Instruction >> Omit the pictures, please, and give each record below again exactly.

Records from a dataset:
________________

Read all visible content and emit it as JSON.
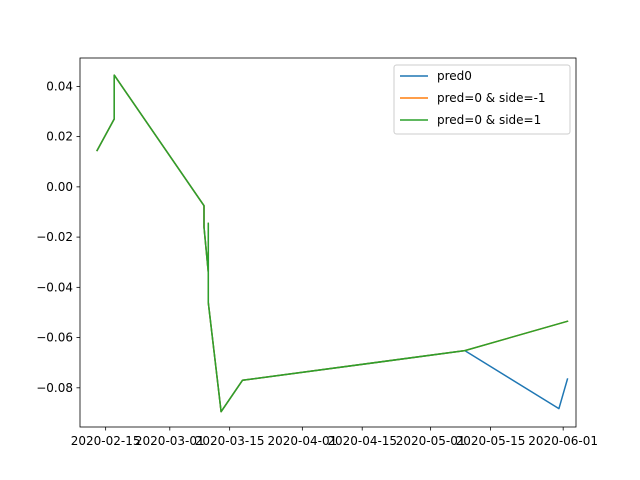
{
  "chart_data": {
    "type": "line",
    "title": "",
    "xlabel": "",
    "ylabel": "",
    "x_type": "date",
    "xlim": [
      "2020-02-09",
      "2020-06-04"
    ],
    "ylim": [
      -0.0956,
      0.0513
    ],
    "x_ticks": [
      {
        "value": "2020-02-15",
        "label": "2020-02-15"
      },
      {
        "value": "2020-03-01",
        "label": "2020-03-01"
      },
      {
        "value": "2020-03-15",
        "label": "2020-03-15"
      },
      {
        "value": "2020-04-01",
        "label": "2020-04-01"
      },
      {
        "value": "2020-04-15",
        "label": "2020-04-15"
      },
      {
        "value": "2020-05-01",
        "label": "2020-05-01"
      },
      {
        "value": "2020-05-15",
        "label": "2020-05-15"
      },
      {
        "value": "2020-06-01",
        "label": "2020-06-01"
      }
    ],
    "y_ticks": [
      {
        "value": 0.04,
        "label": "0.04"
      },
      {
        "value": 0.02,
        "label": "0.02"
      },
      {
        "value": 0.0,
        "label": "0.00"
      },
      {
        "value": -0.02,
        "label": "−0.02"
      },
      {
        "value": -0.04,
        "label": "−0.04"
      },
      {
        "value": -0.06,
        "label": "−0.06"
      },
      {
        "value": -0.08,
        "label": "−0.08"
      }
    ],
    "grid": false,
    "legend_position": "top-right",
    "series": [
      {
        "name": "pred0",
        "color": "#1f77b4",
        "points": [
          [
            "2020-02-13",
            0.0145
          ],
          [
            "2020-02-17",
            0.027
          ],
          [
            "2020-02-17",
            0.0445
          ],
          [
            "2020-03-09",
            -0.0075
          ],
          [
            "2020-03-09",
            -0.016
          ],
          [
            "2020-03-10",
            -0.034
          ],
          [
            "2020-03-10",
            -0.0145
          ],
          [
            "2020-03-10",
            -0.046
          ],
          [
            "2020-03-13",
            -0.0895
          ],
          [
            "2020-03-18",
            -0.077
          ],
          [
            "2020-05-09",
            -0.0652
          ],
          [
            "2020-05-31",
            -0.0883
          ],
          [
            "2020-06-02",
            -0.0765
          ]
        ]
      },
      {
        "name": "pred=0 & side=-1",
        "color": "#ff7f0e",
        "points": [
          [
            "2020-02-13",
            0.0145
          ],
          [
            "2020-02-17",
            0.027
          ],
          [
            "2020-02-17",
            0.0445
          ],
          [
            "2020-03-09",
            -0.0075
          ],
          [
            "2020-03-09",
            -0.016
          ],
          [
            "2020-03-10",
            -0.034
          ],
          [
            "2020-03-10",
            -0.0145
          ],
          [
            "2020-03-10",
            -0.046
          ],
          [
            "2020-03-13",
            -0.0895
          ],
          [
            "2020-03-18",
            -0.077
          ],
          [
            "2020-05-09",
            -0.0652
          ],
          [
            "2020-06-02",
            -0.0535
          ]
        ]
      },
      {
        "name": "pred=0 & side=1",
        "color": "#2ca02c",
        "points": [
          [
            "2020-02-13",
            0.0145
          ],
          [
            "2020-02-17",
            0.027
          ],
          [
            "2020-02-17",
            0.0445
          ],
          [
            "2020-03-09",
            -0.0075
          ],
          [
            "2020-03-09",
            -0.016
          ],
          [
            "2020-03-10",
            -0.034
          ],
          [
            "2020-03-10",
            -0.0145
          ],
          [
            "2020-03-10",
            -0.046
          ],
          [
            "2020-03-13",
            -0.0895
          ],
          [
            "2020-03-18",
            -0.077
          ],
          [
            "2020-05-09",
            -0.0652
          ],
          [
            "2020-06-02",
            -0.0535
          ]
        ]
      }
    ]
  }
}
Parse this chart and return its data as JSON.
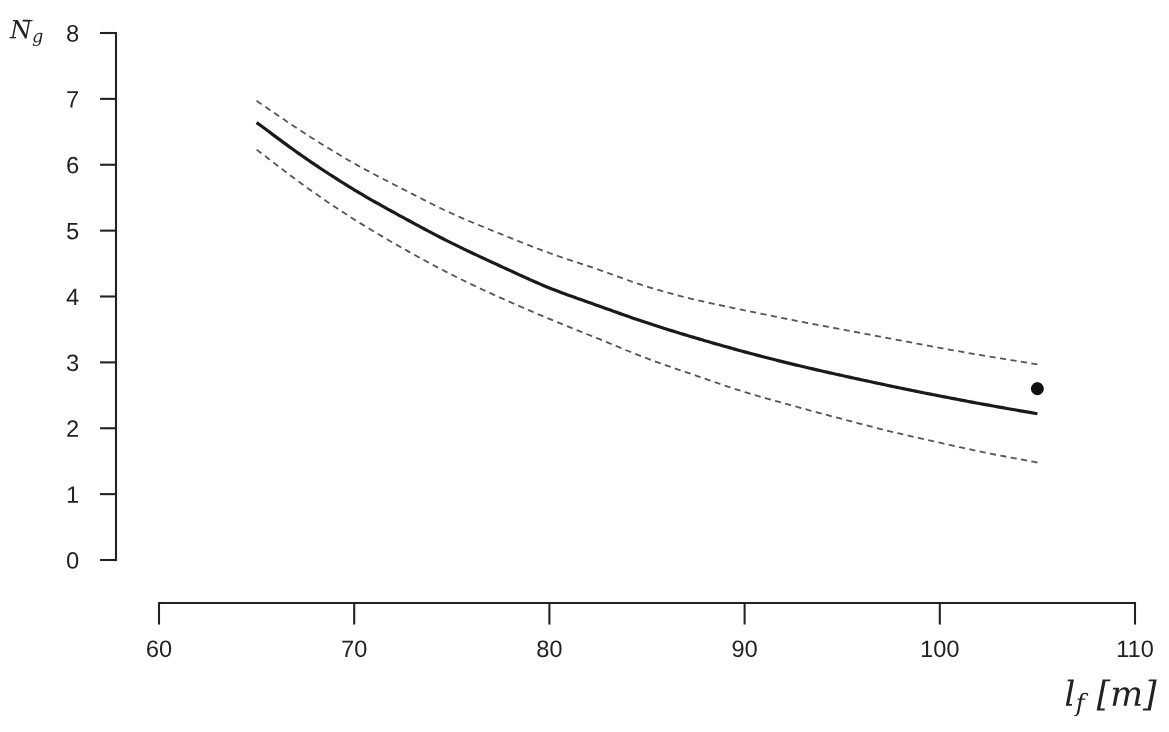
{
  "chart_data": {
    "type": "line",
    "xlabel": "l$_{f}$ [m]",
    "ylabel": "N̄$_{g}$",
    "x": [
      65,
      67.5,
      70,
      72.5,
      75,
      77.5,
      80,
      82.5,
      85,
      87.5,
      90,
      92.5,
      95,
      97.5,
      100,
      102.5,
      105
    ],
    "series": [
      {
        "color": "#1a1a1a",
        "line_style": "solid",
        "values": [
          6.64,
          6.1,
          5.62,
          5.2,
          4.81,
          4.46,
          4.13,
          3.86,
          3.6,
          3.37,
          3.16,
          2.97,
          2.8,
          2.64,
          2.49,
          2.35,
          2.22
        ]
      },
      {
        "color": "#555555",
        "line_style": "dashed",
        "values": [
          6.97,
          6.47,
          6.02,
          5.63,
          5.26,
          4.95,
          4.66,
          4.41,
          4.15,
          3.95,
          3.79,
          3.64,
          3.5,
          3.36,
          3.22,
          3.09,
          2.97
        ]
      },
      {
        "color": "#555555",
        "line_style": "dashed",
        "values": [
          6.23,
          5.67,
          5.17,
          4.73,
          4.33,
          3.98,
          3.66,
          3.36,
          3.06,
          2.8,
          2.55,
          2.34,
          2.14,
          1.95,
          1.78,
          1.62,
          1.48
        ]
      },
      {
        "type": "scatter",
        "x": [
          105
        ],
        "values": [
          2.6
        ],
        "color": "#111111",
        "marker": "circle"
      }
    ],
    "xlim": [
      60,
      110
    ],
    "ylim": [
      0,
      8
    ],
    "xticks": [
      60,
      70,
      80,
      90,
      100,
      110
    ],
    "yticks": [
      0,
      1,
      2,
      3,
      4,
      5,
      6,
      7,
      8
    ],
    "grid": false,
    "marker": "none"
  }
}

________________

Completed exercise >>
Read all visible content and emit it as JSON.
{
  "chart_data": {
    "type": "line",
    "title": "",
    "xlabel": "",
    "ylabel": "",
    "x_type": "date",
    "xlim": [
      "2020-02-09",
      "2020-06-04"
    ],
    "ylim": [
      -0.0956,
      0.0513
    ],
    "x_ticks": [
      {
        "value": "2020-02-15",
        "label": "2020-02-15"
      },
      {
        "value": "2020-03-01",
        "label": "2020-03-01"
      },
      {
        "value": "2020-03-15",
        "label": "2020-03-15"
      },
      {
        "value": "2020-04-01",
        "label": "2020-04-01"
      },
      {
        "value": "2020-04-15",
        "label": "2020-04-15"
      },
      {
        "value": "2020-05-01",
        "label": "2020-05-01"
      },
      {
        "value": "2020-05-15",
        "label": "2020-05-15"
      },
      {
        "value": "2020-06-01",
        "label": "2020-06-01"
      }
    ],
    "y_ticks": [
      {
        "value": 0.04,
        "label": "0.04"
      },
      {
        "value": 0.02,
        "label": "0.02"
      },
      {
        "value": 0.0,
        "label": "0.00"
      },
      {
        "value": -0.02,
        "label": "−0.02"
      },
      {
        "value": -0.04,
        "label": "−0.04"
      },
      {
        "value": -0.06,
        "label": "−0.06"
      },
      {
        "value": -0.08,
        "label": "−0.08"
      }
    ],
    "grid": false,
    "legend_position": "top-right",
    "series": [
      {
        "name": "pred0",
        "color": "#1f77b4",
        "points": [
          [
            "2020-02-13",
            0.0145
          ],
          [
            "2020-02-17",
            0.027
          ],
          [
            "2020-02-17",
            0.0445
          ],
          [
            "2020-03-09",
            -0.0075
          ],
          [
            "2020-03-09",
            -0.016
          ],
          [
            "2020-03-10",
            -0.034
          ],
          [
            "2020-03-10",
            -0.0145
          ],
          [
            "2020-03-10",
            -0.046
          ],
          [
            "2020-03-13",
            -0.0895
          ],
          [
            "2020-03-18",
            -0.077
          ],
          [
            "2020-05-09",
            -0.0652
          ],
          [
            "2020-05-31",
            -0.0883
          ],
          [
            "2020-06-02",
            -0.0765
          ]
        ]
      },
      {
        "name": "pred=0 & side=-1",
        "color": "#ff7f0e",
        "points": [
          [
            "2020-02-13",
            0.0145
          ],
          [
            "2020-02-17",
            0.027
          ],
          [
            "2020-02-17",
            0.0445
          ],
          [
            "2020-03-09",
            -0.0075
          ],
          [
            "2020-03-09",
            -0.016
          ],
          [
            "2020-03-10",
            -0.034
          ],
          [
            "2020-03-10",
            -0.0145
          ],
          [
            "2020-03-10",
            -0.046
          ],
          [
            "2020-03-13",
            -0.0895
          ],
          [
            "2020-03-18",
            -0.077
          ],
          [
            "2020-05-09",
            -0.0652
          ],
          [
            "2020-06-02",
            -0.0535
          ]
        ]
      },
      {
        "name": "pred=0 & side=1",
        "color": "#2ca02c",
        "points": [
          [
            "2020-02-13",
            0.0145
          ],
          [
            "2020-02-17",
            0.027
          ],
          [
            "2020-02-17",
            0.0445
          ],
          [
            "2020-03-09",
            -0.0075
          ],
          [
            "2020-03-09",
            -0.016
          ],
          [
            "2020-03-10",
            -0.034
          ],
          [
            "2020-03-10",
            -0.0145
          ],
          [
            "2020-03-10",
            -0.046
          ],
          [
            "2020-03-13",
            -0.0895
          ],
          [
            "2020-03-18",
            -0.077
          ],
          [
            "2020-05-09",
            -0.0652
          ],
          [
            "2020-06-02",
            -0.0535
          ]
        ]
      }
    ]
  }
}
Parse this chart and return its data as JSON.
{
  "chart_data": {
    "type": "line",
    "xlabel": "l$_{f}$ [m]",
    "ylabel": "N̄$_{g}$",
    "x": [
      65,
      67.5,
      70,
      72.5,
      75,
      77.5,
      80,
      82.5,
      85,
      87.5,
      90,
      92.5,
      95,
      97.5,
      100,
      102.5,
      105
    ],
    "series": [
      {
        "color": "#1a1a1a",
        "line_style": "solid",
        "values": [
          6.64,
          6.1,
          5.62,
          5.2,
          4.81,
          4.46,
          4.13,
          3.86,
          3.6,
          3.37,
          3.16,
          2.97,
          2.8,
          2.64,
          2.49,
          2.35,
          2.22
        ]
      },
      {
        "color": "#555555",
        "line_style": "dashed",
        "values": [
          6.97,
          6.47,
          6.02,
          5.63,
          5.26,
          4.95,
          4.66,
          4.41,
          4.15,
          3.95,
          3.79,
          3.64,
          3.5,
          3.36,
          3.22,
          3.09,
          2.97
        ]
      },
      {
        "color": "#555555",
        "line_style": "dashed",
        "values": [
          6.23,
          5.67,
          5.17,
          4.73,
          4.33,
          3.98,
          3.66,
          3.36,
          3.06,
          2.8,
          2.55,
          2.34,
          2.14,
          1.95,
          1.78,
          1.62,
          1.48
        ]
      },
      {
        "type": "scatter",
        "x": [
          105
        ],
        "values": [
          2.6
        ],
        "color": "#111111",
        "marker": "circle"
      }
    ],
    "xlim": [
      60,
      110
    ],
    "ylim": [
      0,
      8
    ],
    "xticks": [
      60,
      70,
      80,
      90,
      100,
      110
    ],
    "yticks": [
      0,
      1,
      2,
      3,
      4,
      5,
      6,
      7,
      8
    ],
    "grid": false,
    "marker": "none"
  }
}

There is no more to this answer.